** Data excerpts **
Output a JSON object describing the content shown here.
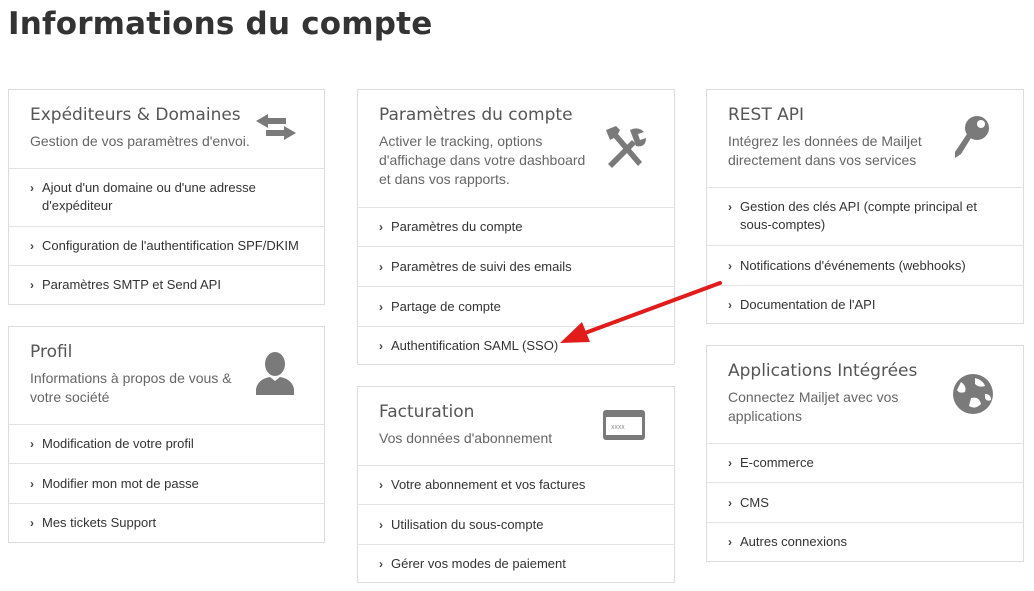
{
  "page": {
    "title": "Informations du compte"
  },
  "cards": {
    "senders": {
      "title": "Expéditeurs & Domaines",
      "desc": "Gestion de vos paramètres d'envoi.",
      "icon": "swap-arrows-icon",
      "items": [
        "Ajout d'un domaine ou d'une adresse d'expéditeur",
        "Configuration de l'authentification SPF/DKIM",
        "Paramètres SMTP et Send API"
      ]
    },
    "profile": {
      "title": "Profil",
      "desc": "Informations à propos de vous & votre société",
      "icon": "user-icon",
      "items": [
        "Modification de votre profil",
        "Modifier mon mot de passe",
        "Mes tickets Support"
      ]
    },
    "account": {
      "title": "Paramètres du compte",
      "desc": "Activer le tracking, options d'affichage dans votre dashboard et dans vos rapports.",
      "icon": "tools-icon",
      "items": [
        "Paramètres du compte",
        "Paramètres de suivi des emails",
        "Partage de compte",
        "Authentification SAML (SSO)"
      ]
    },
    "billing": {
      "title": "Facturation",
      "desc": "Vos données d'abonnement",
      "icon": "credit-card-icon",
      "card_text": "XXXX",
      "items": [
        "Votre abonnement et vos factures",
        "Utilisation du sous-compte",
        "Gérer vos modes de paiement"
      ]
    },
    "api": {
      "title": "REST API",
      "desc": "Intégrez les données de Mailjet directement dans vos services",
      "icon": "key-icon",
      "items": [
        "Gestion des clés API (compte principal et sous-comptes)",
        "Notifications d'événements (webhooks)",
        "Documentation de l'API"
      ]
    },
    "apps": {
      "title": "Applications Intégrées",
      "desc": "Connectez Mailjet avec vos applications",
      "icon": "globe-icon",
      "items": [
        "E-commerce",
        "CMS",
        "Autres connexions"
      ]
    }
  },
  "colors": {
    "annotation_arrow": "#e21b1b",
    "icon": "#7a7a7a"
  }
}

** AIM **
From the listing above, collect each line in which the string "Mailjet" appears.

** EXERCISE RESULT **
      "desc": "Intégrez les données de Mailjet directement dans vos services",
      "desc": "Connectez Mailjet avec vos applications",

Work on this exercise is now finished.